Can you pull out each line of the data below that includes the word "consistencia"?

[Part of a data file]
════════════════
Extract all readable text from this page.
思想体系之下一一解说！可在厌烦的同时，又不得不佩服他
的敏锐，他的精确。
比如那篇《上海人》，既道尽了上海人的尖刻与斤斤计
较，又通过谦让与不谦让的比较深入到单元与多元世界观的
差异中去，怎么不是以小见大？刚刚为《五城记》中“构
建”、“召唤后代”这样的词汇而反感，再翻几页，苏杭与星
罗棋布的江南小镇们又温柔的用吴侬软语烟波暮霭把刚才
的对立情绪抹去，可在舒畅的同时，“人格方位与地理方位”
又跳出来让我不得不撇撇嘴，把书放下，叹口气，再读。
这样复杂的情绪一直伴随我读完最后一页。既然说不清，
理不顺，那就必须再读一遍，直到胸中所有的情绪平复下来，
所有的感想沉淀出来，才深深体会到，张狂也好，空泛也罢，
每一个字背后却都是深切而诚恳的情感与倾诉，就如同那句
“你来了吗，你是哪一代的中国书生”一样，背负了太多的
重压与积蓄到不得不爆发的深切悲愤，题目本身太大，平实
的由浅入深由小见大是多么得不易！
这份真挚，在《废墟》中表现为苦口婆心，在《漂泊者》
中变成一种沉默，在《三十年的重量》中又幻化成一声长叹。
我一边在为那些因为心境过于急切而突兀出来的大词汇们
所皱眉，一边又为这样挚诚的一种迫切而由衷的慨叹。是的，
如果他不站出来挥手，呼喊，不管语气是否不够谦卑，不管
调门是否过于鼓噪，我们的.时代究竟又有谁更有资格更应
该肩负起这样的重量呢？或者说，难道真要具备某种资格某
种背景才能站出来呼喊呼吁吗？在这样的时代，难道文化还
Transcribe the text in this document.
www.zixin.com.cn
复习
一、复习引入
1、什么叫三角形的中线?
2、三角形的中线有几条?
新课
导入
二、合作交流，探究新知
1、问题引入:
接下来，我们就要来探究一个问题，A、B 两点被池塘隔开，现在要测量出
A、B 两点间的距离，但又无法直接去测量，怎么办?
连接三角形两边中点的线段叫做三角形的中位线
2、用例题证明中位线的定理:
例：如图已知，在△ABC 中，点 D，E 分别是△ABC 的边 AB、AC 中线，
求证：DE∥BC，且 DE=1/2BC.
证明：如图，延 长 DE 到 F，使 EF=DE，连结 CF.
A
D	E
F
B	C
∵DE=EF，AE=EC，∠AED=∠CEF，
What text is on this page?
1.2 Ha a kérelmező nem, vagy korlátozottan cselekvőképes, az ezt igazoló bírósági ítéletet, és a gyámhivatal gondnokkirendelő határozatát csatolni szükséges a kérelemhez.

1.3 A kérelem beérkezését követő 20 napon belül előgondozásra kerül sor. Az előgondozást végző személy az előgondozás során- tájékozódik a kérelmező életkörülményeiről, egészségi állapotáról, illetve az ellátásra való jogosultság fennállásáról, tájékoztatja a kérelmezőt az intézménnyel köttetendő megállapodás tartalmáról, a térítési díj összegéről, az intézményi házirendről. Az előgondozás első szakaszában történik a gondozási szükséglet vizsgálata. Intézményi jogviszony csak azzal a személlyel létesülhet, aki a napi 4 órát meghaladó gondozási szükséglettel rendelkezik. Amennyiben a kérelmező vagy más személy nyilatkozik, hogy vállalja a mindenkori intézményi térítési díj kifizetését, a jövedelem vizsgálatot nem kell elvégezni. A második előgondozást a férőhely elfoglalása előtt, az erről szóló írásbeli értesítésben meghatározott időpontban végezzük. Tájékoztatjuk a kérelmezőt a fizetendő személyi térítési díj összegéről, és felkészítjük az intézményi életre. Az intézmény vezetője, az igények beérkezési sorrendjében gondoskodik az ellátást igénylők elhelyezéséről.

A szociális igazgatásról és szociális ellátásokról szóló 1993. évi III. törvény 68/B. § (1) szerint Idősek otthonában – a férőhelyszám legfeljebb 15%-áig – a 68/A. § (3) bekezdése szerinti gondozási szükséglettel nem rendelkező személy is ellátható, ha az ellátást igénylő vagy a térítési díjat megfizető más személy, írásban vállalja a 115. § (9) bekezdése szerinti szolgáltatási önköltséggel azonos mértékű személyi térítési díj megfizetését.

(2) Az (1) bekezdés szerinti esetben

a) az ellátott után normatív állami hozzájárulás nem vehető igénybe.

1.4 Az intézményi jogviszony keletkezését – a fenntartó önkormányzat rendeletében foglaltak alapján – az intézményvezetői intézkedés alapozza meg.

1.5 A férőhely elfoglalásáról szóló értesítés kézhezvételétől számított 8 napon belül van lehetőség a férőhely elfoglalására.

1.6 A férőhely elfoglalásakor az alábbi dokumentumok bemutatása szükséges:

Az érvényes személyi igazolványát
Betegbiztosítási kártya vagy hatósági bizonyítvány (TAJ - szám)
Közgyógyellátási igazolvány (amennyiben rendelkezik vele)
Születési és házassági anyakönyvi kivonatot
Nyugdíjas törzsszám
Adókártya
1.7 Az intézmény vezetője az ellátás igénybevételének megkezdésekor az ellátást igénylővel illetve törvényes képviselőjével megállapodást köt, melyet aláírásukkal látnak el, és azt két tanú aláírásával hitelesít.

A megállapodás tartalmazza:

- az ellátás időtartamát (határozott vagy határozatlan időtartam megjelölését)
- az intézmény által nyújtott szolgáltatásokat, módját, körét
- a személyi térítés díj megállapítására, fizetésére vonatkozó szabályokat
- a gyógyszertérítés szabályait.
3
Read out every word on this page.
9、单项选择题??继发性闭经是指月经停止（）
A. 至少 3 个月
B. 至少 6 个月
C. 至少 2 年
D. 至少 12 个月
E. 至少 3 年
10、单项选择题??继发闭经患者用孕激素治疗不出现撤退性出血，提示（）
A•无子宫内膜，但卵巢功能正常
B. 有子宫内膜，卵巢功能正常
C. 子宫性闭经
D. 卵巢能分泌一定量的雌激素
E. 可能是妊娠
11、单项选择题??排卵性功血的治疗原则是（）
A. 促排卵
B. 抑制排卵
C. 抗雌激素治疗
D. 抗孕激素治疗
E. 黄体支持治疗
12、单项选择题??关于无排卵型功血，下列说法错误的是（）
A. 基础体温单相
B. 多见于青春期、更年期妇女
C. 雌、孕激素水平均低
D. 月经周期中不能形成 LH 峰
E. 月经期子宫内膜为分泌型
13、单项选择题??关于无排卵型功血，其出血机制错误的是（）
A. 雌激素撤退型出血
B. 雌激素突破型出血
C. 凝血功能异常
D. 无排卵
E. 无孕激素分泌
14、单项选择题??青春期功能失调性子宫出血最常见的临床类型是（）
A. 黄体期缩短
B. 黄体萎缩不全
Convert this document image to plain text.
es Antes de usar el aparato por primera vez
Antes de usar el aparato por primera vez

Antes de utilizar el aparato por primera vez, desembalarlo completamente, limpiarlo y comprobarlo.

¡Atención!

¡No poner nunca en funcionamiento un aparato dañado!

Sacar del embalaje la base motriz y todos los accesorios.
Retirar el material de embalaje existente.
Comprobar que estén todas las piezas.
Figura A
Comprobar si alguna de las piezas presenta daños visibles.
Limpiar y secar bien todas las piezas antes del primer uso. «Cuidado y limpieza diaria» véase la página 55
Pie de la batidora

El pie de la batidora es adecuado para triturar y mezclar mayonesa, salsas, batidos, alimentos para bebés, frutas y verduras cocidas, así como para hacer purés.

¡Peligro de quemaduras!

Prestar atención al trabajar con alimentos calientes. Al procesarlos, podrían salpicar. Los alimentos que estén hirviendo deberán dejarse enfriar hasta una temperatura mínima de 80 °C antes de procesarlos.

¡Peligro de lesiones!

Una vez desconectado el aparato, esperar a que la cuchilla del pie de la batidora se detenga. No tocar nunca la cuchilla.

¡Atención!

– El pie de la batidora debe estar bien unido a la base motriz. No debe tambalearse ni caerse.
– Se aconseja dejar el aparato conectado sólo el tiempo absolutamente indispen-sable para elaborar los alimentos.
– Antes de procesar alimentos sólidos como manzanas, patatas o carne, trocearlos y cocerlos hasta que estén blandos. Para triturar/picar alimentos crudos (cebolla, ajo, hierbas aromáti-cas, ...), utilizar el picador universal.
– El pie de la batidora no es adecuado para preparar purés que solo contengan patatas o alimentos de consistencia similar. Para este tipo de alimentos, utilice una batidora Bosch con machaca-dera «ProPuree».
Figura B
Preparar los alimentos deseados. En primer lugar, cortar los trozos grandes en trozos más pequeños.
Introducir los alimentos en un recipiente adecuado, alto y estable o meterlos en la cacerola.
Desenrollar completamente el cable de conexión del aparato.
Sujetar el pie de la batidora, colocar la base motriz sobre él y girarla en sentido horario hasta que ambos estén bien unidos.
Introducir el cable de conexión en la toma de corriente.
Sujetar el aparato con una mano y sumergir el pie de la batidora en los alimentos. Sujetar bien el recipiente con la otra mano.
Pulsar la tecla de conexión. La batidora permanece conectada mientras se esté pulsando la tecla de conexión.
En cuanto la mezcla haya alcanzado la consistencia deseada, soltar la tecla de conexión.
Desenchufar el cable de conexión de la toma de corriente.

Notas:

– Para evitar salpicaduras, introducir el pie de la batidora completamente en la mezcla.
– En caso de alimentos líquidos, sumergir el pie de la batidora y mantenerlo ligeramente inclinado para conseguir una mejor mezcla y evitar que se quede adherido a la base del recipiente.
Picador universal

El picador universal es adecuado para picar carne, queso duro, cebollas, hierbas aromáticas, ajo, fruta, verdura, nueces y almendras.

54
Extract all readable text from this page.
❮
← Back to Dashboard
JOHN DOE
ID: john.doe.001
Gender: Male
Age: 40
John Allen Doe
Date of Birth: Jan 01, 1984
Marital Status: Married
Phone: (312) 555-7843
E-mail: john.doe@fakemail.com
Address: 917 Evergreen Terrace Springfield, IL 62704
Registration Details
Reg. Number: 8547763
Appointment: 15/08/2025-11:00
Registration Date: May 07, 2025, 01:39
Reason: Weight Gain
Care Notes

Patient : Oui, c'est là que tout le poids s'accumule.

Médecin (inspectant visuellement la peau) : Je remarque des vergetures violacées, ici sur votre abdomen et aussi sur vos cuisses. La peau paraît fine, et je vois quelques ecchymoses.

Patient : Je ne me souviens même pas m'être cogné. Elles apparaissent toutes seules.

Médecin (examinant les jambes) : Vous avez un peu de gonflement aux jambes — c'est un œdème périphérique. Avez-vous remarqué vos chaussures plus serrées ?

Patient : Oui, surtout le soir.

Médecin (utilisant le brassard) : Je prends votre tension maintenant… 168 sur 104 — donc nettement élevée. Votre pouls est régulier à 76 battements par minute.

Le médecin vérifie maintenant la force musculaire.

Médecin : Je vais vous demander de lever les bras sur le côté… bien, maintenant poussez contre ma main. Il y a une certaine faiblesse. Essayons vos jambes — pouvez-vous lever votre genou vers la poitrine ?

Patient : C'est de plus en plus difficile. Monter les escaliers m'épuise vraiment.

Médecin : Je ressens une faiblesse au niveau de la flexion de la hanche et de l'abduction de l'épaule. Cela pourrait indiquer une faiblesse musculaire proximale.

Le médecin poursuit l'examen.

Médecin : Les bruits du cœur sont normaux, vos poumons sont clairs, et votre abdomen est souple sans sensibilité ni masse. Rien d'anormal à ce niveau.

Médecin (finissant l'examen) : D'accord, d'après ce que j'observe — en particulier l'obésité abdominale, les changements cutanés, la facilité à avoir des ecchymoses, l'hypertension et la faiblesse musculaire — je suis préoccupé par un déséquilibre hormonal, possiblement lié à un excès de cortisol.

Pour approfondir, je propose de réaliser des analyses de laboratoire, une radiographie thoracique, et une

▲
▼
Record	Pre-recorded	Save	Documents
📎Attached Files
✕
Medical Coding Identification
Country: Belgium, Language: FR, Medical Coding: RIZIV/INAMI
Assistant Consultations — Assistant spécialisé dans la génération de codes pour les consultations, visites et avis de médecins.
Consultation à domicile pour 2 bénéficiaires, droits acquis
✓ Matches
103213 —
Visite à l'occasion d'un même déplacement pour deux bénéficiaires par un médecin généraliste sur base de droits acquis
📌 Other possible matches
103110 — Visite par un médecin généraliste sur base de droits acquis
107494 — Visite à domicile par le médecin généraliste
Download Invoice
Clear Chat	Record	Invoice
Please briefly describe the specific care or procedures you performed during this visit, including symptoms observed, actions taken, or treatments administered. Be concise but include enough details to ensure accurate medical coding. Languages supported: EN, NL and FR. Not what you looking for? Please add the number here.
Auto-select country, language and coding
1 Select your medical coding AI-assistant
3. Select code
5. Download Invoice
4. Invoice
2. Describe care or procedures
════════════════
• **THE ANSWER**:
– El pie de la batidora no es adecuado para preparar purés que solo contengan patatas o alimentos de consistencia similar. Para este tipo de alimentos, utilice una batidora Bosch con machaca-dera «ProPuree».
En cuanto la mezcla haya alcanzado la consistencia deseada, soltar la tecla de conexión.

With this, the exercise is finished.